**The problem**.
Copy each line of the records that holds the string "labels".

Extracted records
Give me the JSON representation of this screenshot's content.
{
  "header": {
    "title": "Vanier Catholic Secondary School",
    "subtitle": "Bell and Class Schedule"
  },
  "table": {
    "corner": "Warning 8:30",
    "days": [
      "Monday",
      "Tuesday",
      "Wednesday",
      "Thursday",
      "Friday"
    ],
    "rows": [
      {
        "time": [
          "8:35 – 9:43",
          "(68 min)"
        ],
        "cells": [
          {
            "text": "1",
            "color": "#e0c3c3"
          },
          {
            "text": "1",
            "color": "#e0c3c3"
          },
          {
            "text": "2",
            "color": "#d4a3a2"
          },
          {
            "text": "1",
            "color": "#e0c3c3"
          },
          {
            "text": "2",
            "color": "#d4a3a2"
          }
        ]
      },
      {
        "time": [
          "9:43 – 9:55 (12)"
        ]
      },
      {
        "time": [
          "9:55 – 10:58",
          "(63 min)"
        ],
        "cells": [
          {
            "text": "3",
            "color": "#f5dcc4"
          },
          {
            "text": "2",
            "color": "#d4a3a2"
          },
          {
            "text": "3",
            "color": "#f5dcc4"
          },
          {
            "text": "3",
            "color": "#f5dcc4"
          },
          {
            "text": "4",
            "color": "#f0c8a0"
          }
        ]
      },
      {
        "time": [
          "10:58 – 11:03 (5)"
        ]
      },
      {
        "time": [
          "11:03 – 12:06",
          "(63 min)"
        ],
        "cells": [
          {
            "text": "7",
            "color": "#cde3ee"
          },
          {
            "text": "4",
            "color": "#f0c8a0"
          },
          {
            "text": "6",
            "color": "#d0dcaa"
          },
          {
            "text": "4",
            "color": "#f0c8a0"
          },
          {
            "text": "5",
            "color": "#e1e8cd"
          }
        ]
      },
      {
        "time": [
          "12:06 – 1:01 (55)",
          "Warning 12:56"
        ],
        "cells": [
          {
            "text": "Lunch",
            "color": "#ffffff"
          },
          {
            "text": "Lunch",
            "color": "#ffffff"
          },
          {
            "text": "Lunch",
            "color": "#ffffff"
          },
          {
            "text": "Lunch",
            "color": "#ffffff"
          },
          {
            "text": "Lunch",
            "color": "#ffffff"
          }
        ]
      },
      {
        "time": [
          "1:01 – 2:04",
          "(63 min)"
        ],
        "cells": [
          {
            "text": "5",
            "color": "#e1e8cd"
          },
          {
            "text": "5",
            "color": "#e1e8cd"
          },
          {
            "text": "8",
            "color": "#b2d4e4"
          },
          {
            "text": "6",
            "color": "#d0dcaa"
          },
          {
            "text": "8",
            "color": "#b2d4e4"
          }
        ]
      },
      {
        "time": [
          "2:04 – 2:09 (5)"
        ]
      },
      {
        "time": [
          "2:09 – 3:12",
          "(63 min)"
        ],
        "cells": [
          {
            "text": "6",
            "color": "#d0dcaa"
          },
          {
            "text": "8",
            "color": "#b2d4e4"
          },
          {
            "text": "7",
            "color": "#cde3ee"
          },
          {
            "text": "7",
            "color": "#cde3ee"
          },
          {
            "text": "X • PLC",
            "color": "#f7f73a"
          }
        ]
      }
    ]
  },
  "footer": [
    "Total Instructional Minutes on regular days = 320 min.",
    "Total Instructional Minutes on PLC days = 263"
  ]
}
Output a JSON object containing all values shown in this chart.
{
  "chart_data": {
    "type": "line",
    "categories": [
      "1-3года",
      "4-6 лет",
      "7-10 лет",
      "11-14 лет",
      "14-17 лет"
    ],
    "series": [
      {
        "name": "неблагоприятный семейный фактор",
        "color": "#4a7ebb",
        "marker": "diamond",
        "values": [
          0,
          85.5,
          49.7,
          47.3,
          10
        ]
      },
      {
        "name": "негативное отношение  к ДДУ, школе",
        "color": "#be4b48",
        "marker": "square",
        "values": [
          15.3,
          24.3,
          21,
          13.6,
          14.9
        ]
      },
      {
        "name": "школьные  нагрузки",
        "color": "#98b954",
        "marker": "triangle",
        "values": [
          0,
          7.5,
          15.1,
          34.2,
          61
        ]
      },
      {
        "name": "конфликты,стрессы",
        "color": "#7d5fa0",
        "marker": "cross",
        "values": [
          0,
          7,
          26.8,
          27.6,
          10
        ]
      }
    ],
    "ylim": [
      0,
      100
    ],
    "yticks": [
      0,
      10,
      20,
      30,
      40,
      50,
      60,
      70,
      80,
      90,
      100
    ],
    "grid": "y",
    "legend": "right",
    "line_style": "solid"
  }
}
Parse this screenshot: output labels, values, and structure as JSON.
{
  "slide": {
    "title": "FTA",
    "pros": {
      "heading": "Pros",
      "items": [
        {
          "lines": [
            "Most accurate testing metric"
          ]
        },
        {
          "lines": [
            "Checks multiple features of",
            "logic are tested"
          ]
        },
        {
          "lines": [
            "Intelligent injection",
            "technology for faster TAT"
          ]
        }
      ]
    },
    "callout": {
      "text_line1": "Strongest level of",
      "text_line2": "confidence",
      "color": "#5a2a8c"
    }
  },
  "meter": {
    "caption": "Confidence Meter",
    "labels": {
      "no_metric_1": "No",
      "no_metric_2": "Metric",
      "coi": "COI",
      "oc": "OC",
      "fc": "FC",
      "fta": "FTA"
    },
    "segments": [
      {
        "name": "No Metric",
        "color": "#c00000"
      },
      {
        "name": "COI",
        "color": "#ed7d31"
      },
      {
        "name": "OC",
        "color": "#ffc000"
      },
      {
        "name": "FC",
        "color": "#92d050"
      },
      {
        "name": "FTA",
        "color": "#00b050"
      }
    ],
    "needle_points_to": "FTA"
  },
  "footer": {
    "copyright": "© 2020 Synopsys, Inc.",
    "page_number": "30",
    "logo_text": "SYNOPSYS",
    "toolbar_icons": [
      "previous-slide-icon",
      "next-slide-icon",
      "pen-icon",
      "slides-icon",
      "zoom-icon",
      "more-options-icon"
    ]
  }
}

**Solution to the exercise**.
Parse this screenshot: output labels, values, and structure as JSON.
    "labels": {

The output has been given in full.